Using the records below, please work out how many lines contain "placeholder"; answer with the number alone.

::: DATA EXCERPTS

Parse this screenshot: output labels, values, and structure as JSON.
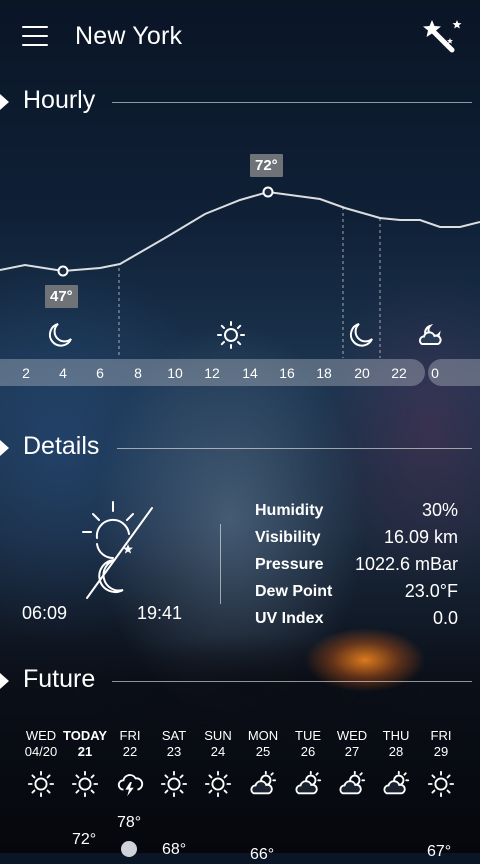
{
  "header": {
    "city": "New York"
  },
  "sections": {
    "hourly": "Hourly",
    "details": "Details",
    "future": "Future"
  },
  "hourly": {
    "max_temp": "72°",
    "min_temp": "47°",
    "hours": [
      "2",
      "4",
      "6",
      "8",
      "10",
      "12",
      "14",
      "16",
      "18",
      "20",
      "22",
      "0"
    ],
    "icons": [
      "moon-icon",
      "sun-icon",
      "moon-icon",
      "partly-cloudy-night-icon"
    ]
  },
  "details": {
    "sunrise": "06:09",
    "sunset": "19:41",
    "rows": [
      {
        "label": "Humidity",
        "value": "30%"
      },
      {
        "label": "Visibility",
        "value": "16.09 km"
      },
      {
        "label": "Pressure",
        "value": "1022.6 mBar"
      },
      {
        "label": "Dew Point",
        "value": "23.0°F"
      },
      {
        "label": "UV Index",
        "value": "0.0"
      }
    ]
  },
  "future": {
    "days": [
      {
        "day": "WED",
        "date": "04/20",
        "icon": "sun-icon"
      },
      {
        "day": "TODAY",
        "date": "21",
        "icon": "sun-icon"
      },
      {
        "day": "FRI",
        "date": "22",
        "icon": "thunder-cloud-icon"
      },
      {
        "day": "SAT",
        "date": "23",
        "icon": "sun-icon"
      },
      {
        "day": "SUN",
        "date": "24",
        "icon": "sun-icon"
      },
      {
        "day": "MON",
        "date": "25",
        "icon": "partly-cloudy-icon"
      },
      {
        "day": "TUE",
        "date": "26",
        "icon": "partly-cloudy-icon"
      },
      {
        "day": "WED",
        "date": "27",
        "icon": "partly-cloudy-icon"
      },
      {
        "day": "THU",
        "date": "28",
        "icon": "partly-cloudy-icon"
      },
      {
        "day": "FRI",
        "date": "29",
        "icon": "sun-icon"
      }
    ],
    "visible_temps": [
      "72°",
      "78°",
      "68°",
      "66°",
      "67°"
    ]
  }
}
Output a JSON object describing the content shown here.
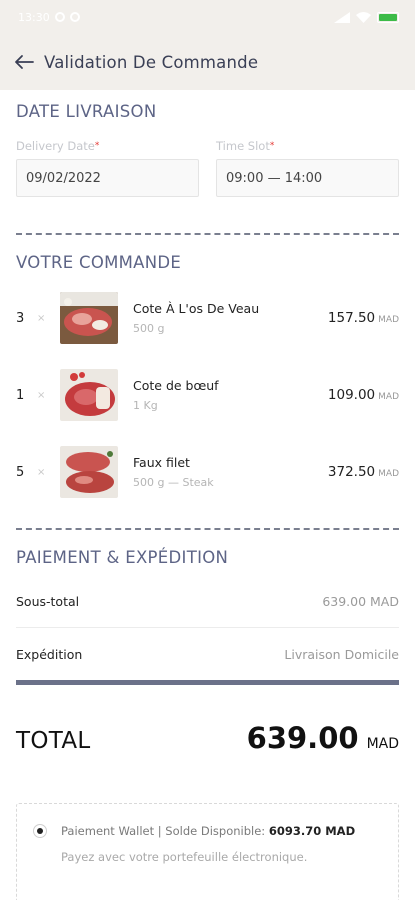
{
  "status_bar": {
    "time": "13:30"
  },
  "header": {
    "title": "Validation De Commande"
  },
  "delivery": {
    "section_title": "DATE LIVRAISON",
    "date_label": "Delivery Date",
    "date_value": "09/02/2022",
    "time_label": "Time Slot",
    "time_value": "09:00 — 14:00",
    "required_mark": "*"
  },
  "order": {
    "section_title": "VOTRE COMMANDE",
    "times_symbol": "×",
    "currency": "MAD",
    "items": [
      {
        "qty": "3",
        "name": "Cote À L'os De Veau",
        "detail": "500 g",
        "price": "157.50"
      },
      {
        "qty": "1",
        "name": "Cote de bœuf",
        "detail": "1 Kg",
        "price": "109.00"
      },
      {
        "qty": "5",
        "name": "Faux filet",
        "detail": "500 g — Steak",
        "price": "372.50"
      }
    ]
  },
  "payment": {
    "section_title": "PAIEMENT & EXPÉDITION",
    "subtotal_label": "Sous-total",
    "subtotal_value": "639.00 MAD",
    "shipping_label": "Expédition",
    "shipping_value": "Livraison Domicile",
    "total_label": "TOTAL",
    "total_value": "639.00",
    "total_currency": "MAD",
    "wallet_text": "Paiement Wallet | Solde Disponible:",
    "wallet_balance": "6093.70 MAD",
    "wallet_sub": "Payez avec votre portefeuille électronique."
  },
  "colors": {
    "header_bg": "#f2efeb",
    "section_title": "#5d6486",
    "divider": "#6b7189"
  }
}
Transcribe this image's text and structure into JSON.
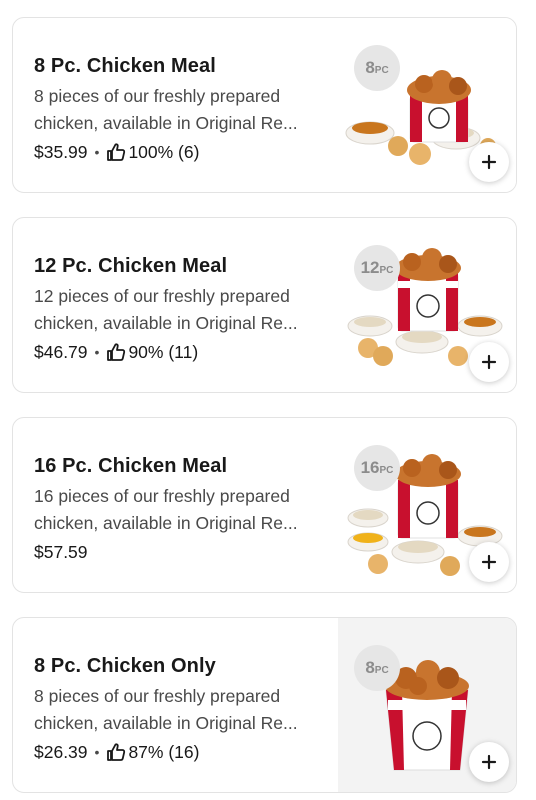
{
  "items": [
    {
      "title": "8 Pc. Chicken Meal",
      "description": "8 pieces of our freshly prepared",
      "description2": "chicken, available in Original Re...",
      "price": "$35.99",
      "rating": "100% (6)",
      "badge_num": "8",
      "badge_unit": "PC"
    },
    {
      "title": "12 Pc. Chicken Meal",
      "description": "12 pieces of our freshly prepared",
      "description2": "chicken, available in Original Re...",
      "price": "$46.79",
      "rating": "90% (11)",
      "badge_num": "12",
      "badge_unit": "PC"
    },
    {
      "title": "16 Pc. Chicken Meal",
      "description": "16 pieces of our freshly prepared",
      "description2": "chicken, available in Original Re...",
      "price": "$57.59",
      "badge_num": "16",
      "badge_unit": "PC"
    },
    {
      "title": "8 Pc. Chicken Only",
      "description": "8 pieces of our freshly prepared",
      "description2": "chicken, available in Original Re...",
      "price": "$26.39",
      "rating": "87% (16)",
      "badge_num": "8",
      "badge_unit": "PC"
    }
  ],
  "separator": "•",
  "add_symbol": "+",
  "colors": {
    "badge_bg": "#e6e6e6",
    "bucket_red": "#c8102e",
    "chicken": "#c8742e"
  }
}
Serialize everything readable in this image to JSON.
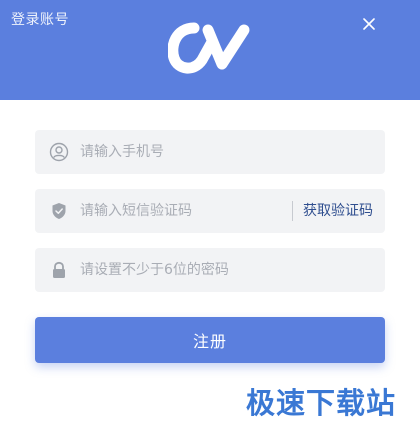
{
  "window": {
    "title": "登录账号"
  },
  "colors": {
    "brand": "#5b7fde",
    "field_bg": "#f2f3f5",
    "link": "#2f4e8f",
    "watermark": "#3a78d4"
  },
  "form": {
    "phone": {
      "placeholder": "请输入手机号",
      "icon": "user-icon"
    },
    "sms_code": {
      "placeholder": "请输入短信验证码",
      "icon": "shield-icon",
      "get_code_label": "获取验证码"
    },
    "password": {
      "placeholder": "请设置不少于6位的密码",
      "icon": "lock-icon"
    },
    "submit_label": "注册"
  },
  "watermark": "极速下载站"
}
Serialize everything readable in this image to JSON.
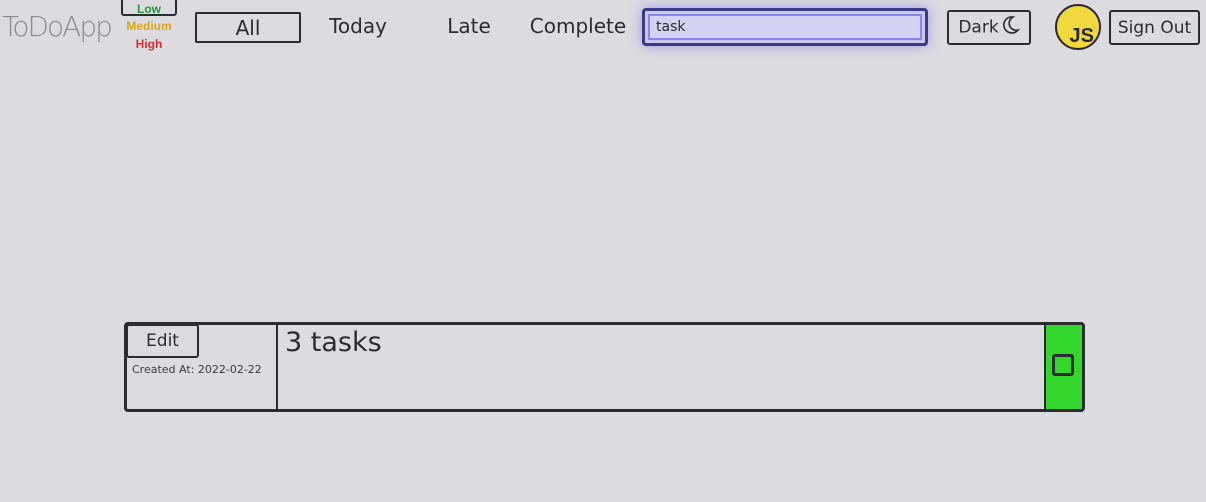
{
  "app": {
    "logo": "ToDoApp"
  },
  "priority": {
    "low": "Low",
    "medium": "Medium",
    "high": "High"
  },
  "tabs": [
    {
      "label": "All",
      "active": true
    },
    {
      "label": "Today",
      "active": false
    },
    {
      "label": "Late",
      "active": false
    },
    {
      "label": "Complete",
      "active": false
    }
  ],
  "search": {
    "value": "task"
  },
  "header": {
    "dark_label": "Dark",
    "dark_icon": "moon-icon",
    "avatar_initials": "JS",
    "signout_label": "Sign Out"
  },
  "tasks": [
    {
      "edit_label": "Edit",
      "created": "Created At: 2022-02-22",
      "title": "3 tasks",
      "complete_color": "#34d72c"
    }
  ],
  "colors": {
    "low": "#1d9a3a",
    "medium": "#e2a417",
    "high": "#e02b2b",
    "search_glow": "#8a86e8",
    "avatar": "#f1d83f"
  }
}
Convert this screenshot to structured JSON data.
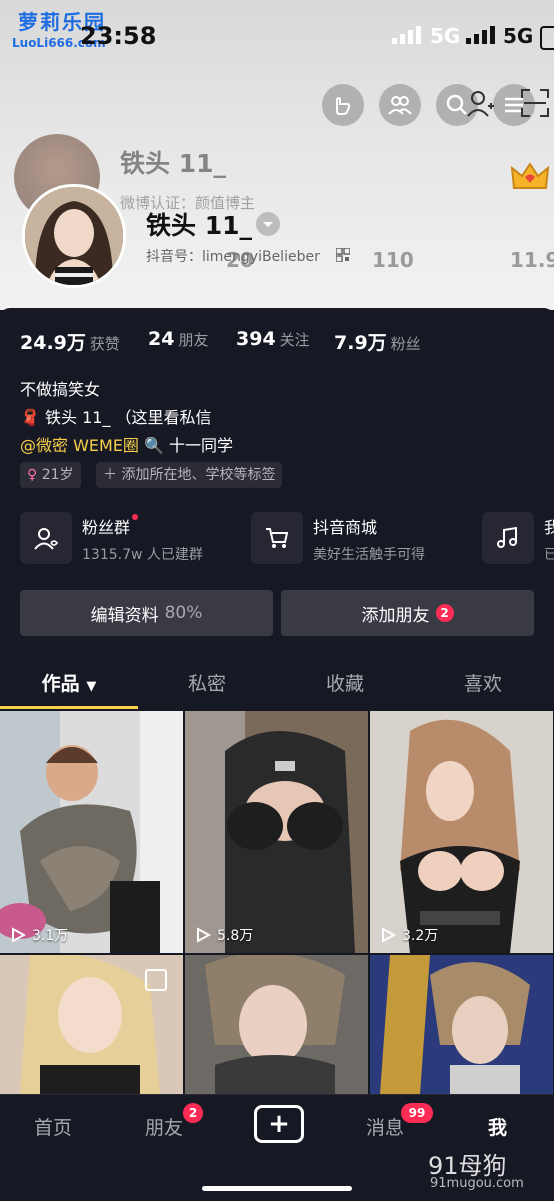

::::::

→ **COMPLETED TASK**: 3